What is being asked:
Set down all of the data that follows word for word, without the images.

Rows from a figure dataset:

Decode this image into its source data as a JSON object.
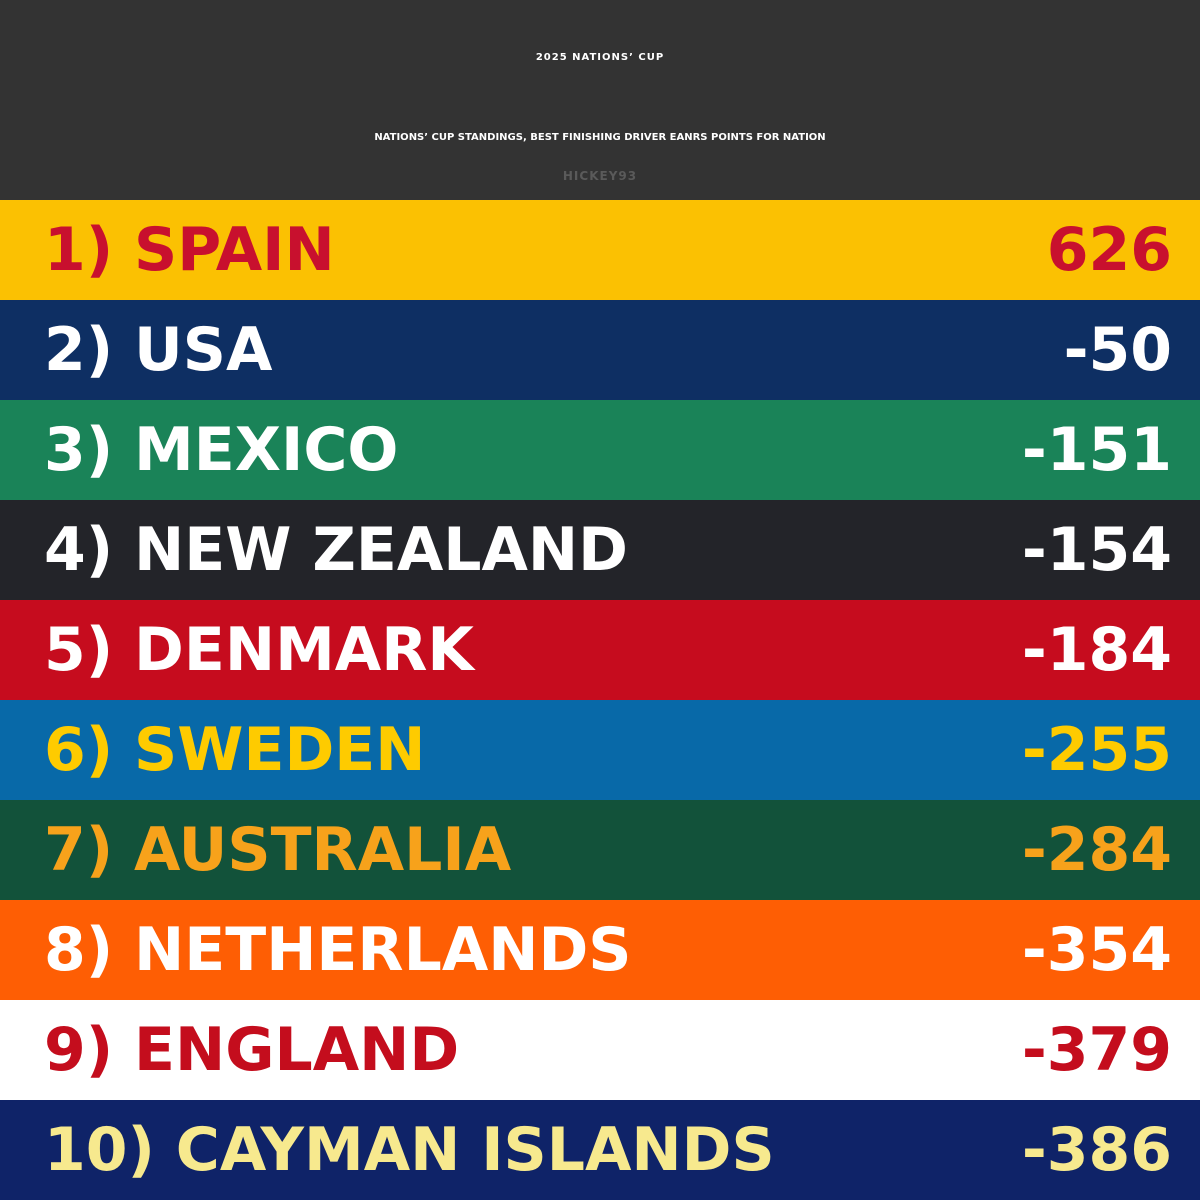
{
  "header": {
    "title": "2025 NATIONS’ CUP",
    "subtitle": "NATIONS’ CUP STANDINGS, BEST FINISHING DRIVER EANRS POINTS FOR NATION",
    "credit": "HICKEY93"
  },
  "standings": [
    {
      "label": "1) SPAIN",
      "points": "626",
      "bg": "#fbc102",
      "fg": "#c8102e"
    },
    {
      "label": "2) USA",
      "points": "-50",
      "bg": "#0e2f63",
      "fg": "#ffffff"
    },
    {
      "label": "3) MEXICO",
      "points": "-151",
      "bg": "#1a8358",
      "fg": "#ffffff"
    },
    {
      "label": "4) NEW ZEALAND",
      "points": "-154",
      "bg": "#232429",
      "fg": "#ffffff"
    },
    {
      "label": "5) DENMARK",
      "points": "-184",
      "bg": "#c60c1e",
      "fg": "#ffffff"
    },
    {
      "label": "6) SWEDEN",
      "points": "-255",
      "bg": "#0869a8",
      "fg": "#fecb00"
    },
    {
      "label": "7) AUSTRALIA",
      "points": "-284",
      "bg": "#12523a",
      "fg": "#f7a21b"
    },
    {
      "label": "8) NETHERLANDS",
      "points": "-354",
      "bg": "#fe5e04",
      "fg": "#ffffff"
    },
    {
      "label": "9) ENGLAND",
      "points": "-379",
      "bg": "#ffffff",
      "fg": "#c40d1d"
    },
    {
      "label": "10) CAYMAN ISLANDS",
      "points": "-386",
      "bg": "#0f2368",
      "fg": "#f7e98e"
    }
  ]
}
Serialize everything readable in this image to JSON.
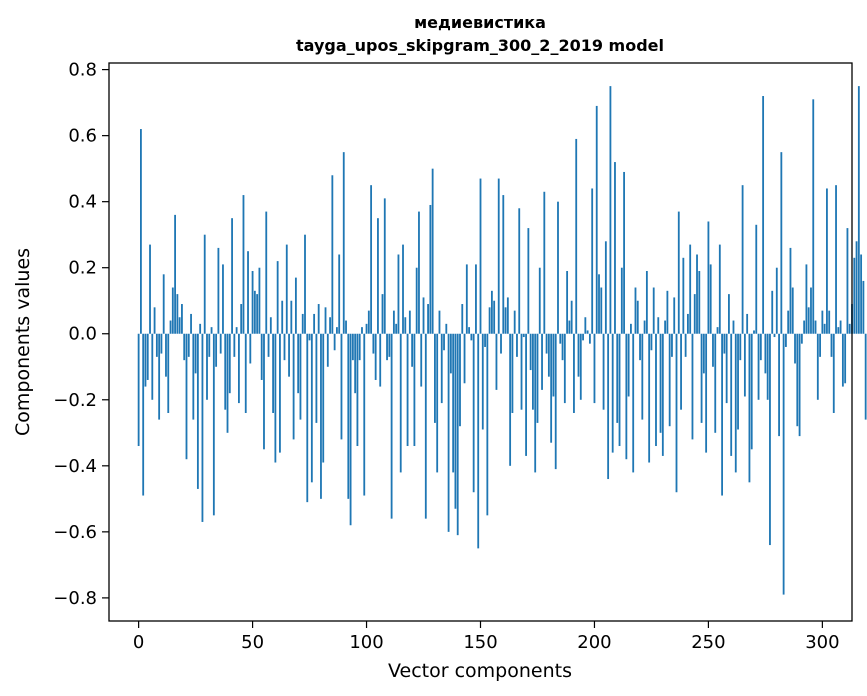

Expected output:
Decode this image into its source data as a JSON object.
{
  "header": {
    "title": "2025 NATIONS’ CUP",
    "subtitle": "NATIONS’ CUP STANDINGS, BEST FINISHING DRIVER EANRS POINTS FOR NATION",
    "credit": "HICKEY93"
  },
  "standings": [
    {
      "label": "1) SPAIN",
      "points": "626",
      "bg": "#fbc102",
      "fg": "#c8102e"
    },
    {
      "label": "2) USA",
      "points": "-50",
      "bg": "#0e2f63",
      "fg": "#ffffff"
    },
    {
      "label": "3) MEXICO",
      "points": "-151",
      "bg": "#1a8358",
      "fg": "#ffffff"
    },
    {
      "label": "4) NEW ZEALAND",
      "points": "-154",
      "bg": "#232429",
      "fg": "#ffffff"
    },
    {
      "label": "5) DENMARK",
      "points": "-184",
      "bg": "#c60c1e",
      "fg": "#ffffff"
    },
    {
      "label": "6) SWEDEN",
      "points": "-255",
      "bg": "#0869a8",
      "fg": "#fecb00"
    },
    {
      "label": "7) AUSTRALIA",
      "points": "-284",
      "bg": "#12523a",
      "fg": "#f7a21b"
    },
    {
      "label": "8) NETHERLANDS",
      "points": "-354",
      "bg": "#fe5e04",
      "fg": "#ffffff"
    },
    {
      "label": "9) ENGLAND",
      "points": "-379",
      "bg": "#ffffff",
      "fg": "#c40d1d"
    },
    {
      "label": "10) CAYMAN ISLANDS",
      "points": "-386",
      "bg": "#0f2368",
      "fg": "#f7e98e"
    }
  ]
}
Serialize everything readable in this image to JSON.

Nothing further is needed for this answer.